Information provided:
▬▬▬▬▬▬▬▬▬▬

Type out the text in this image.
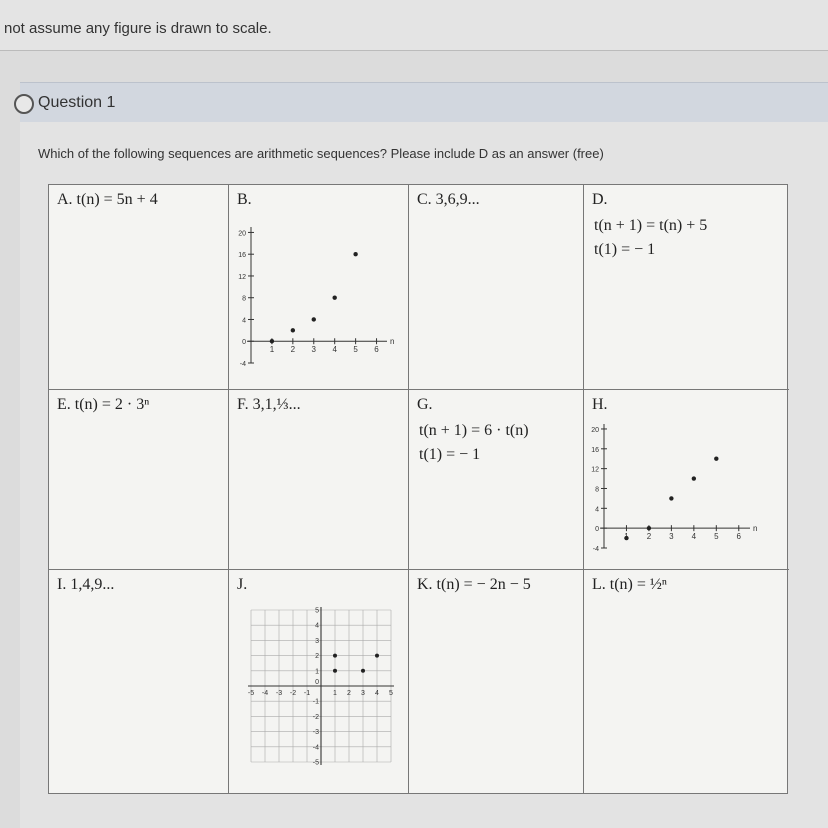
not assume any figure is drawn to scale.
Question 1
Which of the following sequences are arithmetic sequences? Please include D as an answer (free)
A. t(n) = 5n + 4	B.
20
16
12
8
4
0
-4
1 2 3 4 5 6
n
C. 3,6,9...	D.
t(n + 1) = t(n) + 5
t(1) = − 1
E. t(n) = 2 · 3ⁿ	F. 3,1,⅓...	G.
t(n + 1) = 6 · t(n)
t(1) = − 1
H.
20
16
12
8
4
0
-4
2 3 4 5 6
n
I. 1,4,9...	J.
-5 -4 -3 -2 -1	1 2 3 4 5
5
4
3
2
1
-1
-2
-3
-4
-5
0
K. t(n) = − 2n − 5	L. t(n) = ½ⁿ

▬▬▬▬▬▬▬▬▬▬

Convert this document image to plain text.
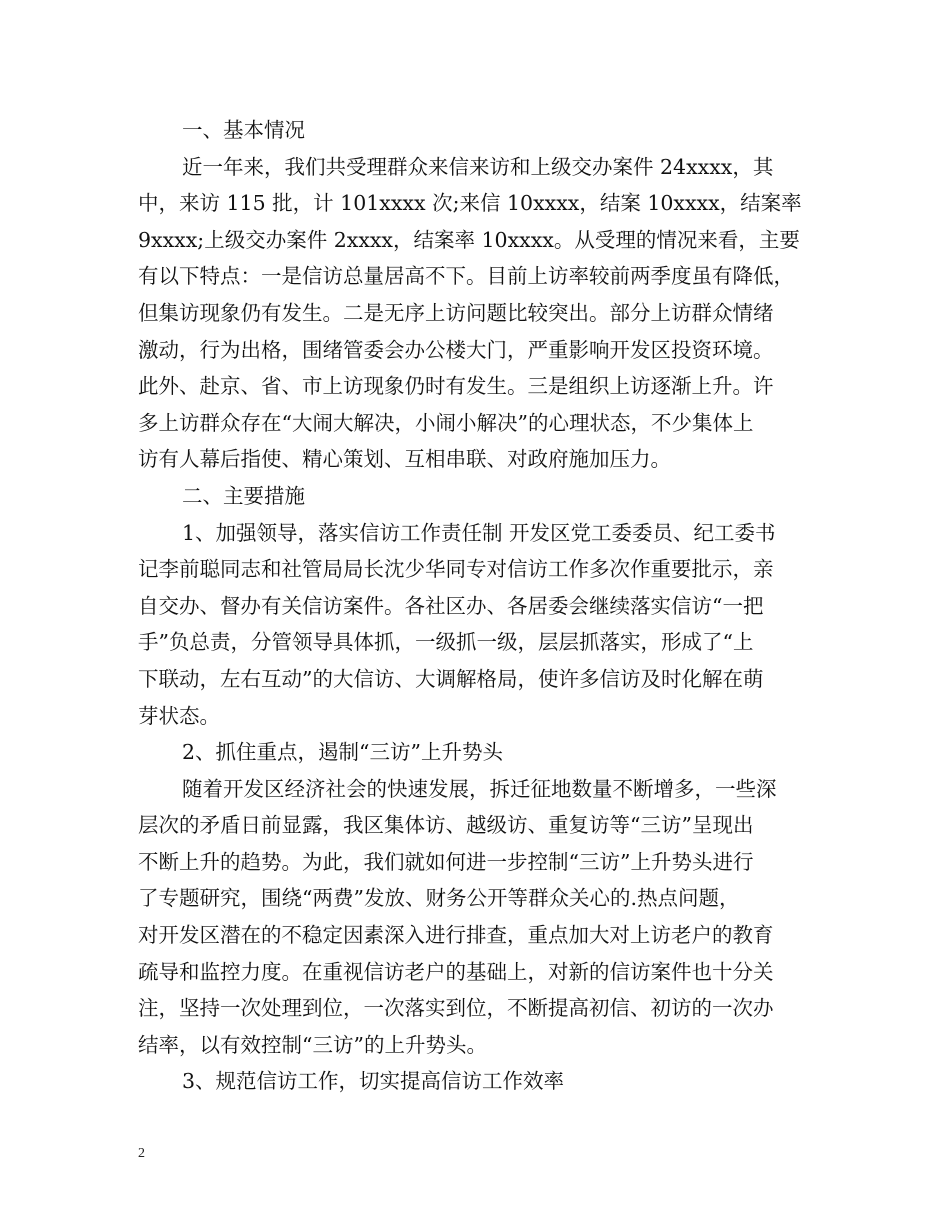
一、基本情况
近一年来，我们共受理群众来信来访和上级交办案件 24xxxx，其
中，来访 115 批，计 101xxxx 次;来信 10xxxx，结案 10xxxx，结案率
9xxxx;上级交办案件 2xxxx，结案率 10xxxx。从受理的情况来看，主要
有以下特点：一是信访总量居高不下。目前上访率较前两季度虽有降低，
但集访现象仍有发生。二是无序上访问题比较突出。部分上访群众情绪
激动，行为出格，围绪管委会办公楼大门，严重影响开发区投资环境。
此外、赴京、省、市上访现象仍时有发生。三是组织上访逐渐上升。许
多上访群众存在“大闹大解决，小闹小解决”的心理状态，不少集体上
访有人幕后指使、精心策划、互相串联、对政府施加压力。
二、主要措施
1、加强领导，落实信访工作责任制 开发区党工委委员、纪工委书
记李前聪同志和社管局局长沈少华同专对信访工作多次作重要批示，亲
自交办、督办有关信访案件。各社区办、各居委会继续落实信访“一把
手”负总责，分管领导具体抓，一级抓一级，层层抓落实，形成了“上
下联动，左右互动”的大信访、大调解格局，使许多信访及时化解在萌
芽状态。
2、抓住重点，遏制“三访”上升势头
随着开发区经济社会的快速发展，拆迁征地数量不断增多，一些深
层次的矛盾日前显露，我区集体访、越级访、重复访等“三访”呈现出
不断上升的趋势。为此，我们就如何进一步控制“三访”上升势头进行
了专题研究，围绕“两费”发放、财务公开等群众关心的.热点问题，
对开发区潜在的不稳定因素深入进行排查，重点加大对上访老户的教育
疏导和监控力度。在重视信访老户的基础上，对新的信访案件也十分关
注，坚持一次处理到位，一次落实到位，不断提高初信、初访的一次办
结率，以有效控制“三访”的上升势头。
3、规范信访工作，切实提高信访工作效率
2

▬▬▬▬▬▬▬▬▬▬

Scan the lines for the string "this". Copy out each line that matches.

Written solution:
Type out the text in this image.
Convert this document image to plain text.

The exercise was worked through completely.